BEGIN Data entries

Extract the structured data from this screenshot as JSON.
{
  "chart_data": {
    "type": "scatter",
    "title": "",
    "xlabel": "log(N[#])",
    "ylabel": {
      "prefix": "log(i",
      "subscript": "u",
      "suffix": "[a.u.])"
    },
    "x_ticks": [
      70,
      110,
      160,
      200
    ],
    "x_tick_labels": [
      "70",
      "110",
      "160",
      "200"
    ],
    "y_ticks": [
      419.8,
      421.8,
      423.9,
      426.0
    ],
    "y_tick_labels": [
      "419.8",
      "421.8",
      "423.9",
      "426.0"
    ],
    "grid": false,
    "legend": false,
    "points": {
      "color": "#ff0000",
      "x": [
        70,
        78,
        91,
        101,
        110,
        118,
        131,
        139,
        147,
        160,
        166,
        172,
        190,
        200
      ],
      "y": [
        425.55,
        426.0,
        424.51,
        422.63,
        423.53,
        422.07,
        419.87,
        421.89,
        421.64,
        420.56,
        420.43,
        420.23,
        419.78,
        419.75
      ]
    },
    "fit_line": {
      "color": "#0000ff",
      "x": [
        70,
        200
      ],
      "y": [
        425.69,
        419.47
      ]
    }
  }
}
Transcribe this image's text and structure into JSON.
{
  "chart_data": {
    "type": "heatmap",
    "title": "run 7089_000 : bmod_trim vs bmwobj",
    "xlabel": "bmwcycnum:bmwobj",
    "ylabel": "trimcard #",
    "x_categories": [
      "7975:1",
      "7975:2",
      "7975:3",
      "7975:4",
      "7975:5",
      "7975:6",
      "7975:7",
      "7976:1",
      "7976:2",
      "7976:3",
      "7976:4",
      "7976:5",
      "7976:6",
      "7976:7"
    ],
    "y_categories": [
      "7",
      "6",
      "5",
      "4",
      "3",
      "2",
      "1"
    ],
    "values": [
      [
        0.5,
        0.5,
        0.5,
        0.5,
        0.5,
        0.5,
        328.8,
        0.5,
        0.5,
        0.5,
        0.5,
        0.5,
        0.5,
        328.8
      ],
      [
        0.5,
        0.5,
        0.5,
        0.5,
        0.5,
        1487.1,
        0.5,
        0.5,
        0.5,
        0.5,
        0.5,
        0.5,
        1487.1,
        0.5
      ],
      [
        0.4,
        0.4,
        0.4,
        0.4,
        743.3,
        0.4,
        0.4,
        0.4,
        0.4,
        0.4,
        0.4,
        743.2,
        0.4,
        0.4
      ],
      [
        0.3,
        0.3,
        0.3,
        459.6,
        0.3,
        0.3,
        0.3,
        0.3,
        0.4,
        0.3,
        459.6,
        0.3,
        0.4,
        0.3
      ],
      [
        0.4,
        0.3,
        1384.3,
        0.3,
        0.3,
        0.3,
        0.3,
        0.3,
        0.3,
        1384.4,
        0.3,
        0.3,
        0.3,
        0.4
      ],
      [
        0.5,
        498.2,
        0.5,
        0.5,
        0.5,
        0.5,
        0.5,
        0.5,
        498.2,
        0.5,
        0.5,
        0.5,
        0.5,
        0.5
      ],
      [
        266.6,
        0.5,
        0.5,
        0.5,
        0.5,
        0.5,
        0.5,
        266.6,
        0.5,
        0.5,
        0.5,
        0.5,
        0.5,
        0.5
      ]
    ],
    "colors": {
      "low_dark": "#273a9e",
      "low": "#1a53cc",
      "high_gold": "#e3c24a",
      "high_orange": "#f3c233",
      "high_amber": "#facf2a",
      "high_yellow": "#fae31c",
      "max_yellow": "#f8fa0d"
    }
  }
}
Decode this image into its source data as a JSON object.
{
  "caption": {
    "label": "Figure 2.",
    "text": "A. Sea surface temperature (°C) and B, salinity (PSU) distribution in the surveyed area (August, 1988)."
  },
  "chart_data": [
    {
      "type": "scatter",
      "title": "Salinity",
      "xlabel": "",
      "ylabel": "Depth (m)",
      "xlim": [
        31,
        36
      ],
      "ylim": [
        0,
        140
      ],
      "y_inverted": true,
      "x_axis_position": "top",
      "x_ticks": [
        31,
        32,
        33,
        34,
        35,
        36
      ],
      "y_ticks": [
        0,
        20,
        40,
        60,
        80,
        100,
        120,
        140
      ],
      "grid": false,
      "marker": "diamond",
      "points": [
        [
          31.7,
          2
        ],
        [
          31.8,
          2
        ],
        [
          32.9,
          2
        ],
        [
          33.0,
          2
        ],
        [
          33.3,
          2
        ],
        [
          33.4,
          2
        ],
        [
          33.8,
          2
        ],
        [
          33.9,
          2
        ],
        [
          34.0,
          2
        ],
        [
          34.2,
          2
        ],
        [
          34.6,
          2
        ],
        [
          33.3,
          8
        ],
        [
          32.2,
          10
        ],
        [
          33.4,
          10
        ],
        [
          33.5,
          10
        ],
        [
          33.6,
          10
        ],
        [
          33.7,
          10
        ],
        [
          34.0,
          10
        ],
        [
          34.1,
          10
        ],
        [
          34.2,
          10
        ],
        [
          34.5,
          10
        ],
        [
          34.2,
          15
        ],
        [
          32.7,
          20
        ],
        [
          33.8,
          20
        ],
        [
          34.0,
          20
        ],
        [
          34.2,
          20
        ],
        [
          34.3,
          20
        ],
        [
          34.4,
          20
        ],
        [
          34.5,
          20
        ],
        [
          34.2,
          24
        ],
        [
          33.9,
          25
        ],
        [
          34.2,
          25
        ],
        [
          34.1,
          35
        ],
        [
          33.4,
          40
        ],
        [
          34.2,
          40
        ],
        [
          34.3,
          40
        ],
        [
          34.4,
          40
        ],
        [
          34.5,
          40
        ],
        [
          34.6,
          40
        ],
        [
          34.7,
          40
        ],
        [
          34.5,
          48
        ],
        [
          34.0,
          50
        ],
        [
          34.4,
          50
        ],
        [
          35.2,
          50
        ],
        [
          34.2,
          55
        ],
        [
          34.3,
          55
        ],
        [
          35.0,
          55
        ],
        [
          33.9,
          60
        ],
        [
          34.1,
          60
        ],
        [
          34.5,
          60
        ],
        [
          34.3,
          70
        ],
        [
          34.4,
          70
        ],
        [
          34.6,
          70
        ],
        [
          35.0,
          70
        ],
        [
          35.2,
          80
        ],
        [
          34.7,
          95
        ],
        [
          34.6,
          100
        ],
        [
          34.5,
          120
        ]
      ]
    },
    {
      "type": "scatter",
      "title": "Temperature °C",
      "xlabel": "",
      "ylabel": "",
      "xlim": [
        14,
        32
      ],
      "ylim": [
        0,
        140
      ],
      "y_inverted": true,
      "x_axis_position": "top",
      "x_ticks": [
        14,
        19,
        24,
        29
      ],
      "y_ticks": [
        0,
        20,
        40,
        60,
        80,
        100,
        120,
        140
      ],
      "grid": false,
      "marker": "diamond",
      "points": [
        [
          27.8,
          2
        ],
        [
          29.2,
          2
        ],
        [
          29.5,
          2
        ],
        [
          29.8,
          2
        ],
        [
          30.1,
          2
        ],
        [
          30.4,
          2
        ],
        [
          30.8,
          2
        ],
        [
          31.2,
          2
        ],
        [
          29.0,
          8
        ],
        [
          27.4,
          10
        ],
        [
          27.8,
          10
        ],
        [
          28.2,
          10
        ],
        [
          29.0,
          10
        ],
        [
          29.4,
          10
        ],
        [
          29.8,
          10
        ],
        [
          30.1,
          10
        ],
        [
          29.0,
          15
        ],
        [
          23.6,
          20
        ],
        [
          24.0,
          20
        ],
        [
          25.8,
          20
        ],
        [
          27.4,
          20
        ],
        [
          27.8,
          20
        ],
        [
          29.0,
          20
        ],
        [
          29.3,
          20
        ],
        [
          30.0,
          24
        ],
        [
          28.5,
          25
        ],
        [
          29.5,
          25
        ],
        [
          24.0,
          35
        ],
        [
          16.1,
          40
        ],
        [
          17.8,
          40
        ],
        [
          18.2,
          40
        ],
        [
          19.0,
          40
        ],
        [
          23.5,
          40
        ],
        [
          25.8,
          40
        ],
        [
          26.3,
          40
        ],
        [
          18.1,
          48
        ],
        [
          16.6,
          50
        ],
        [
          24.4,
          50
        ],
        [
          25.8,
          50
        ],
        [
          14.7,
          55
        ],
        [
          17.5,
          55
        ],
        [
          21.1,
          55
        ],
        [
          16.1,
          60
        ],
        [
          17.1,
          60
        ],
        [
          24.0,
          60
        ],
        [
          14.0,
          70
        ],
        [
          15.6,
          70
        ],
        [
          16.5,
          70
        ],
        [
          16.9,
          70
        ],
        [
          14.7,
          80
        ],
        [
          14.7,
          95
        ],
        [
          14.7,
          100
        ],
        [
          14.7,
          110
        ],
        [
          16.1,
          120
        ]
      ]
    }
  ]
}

END Data entries

### What is asked
Copy out every line with the word "ylabel".

### In response
    "ylabel": {
    "ylabel": "trimcard #",
      "ylabel": "Depth (m)",
      "ylabel": "",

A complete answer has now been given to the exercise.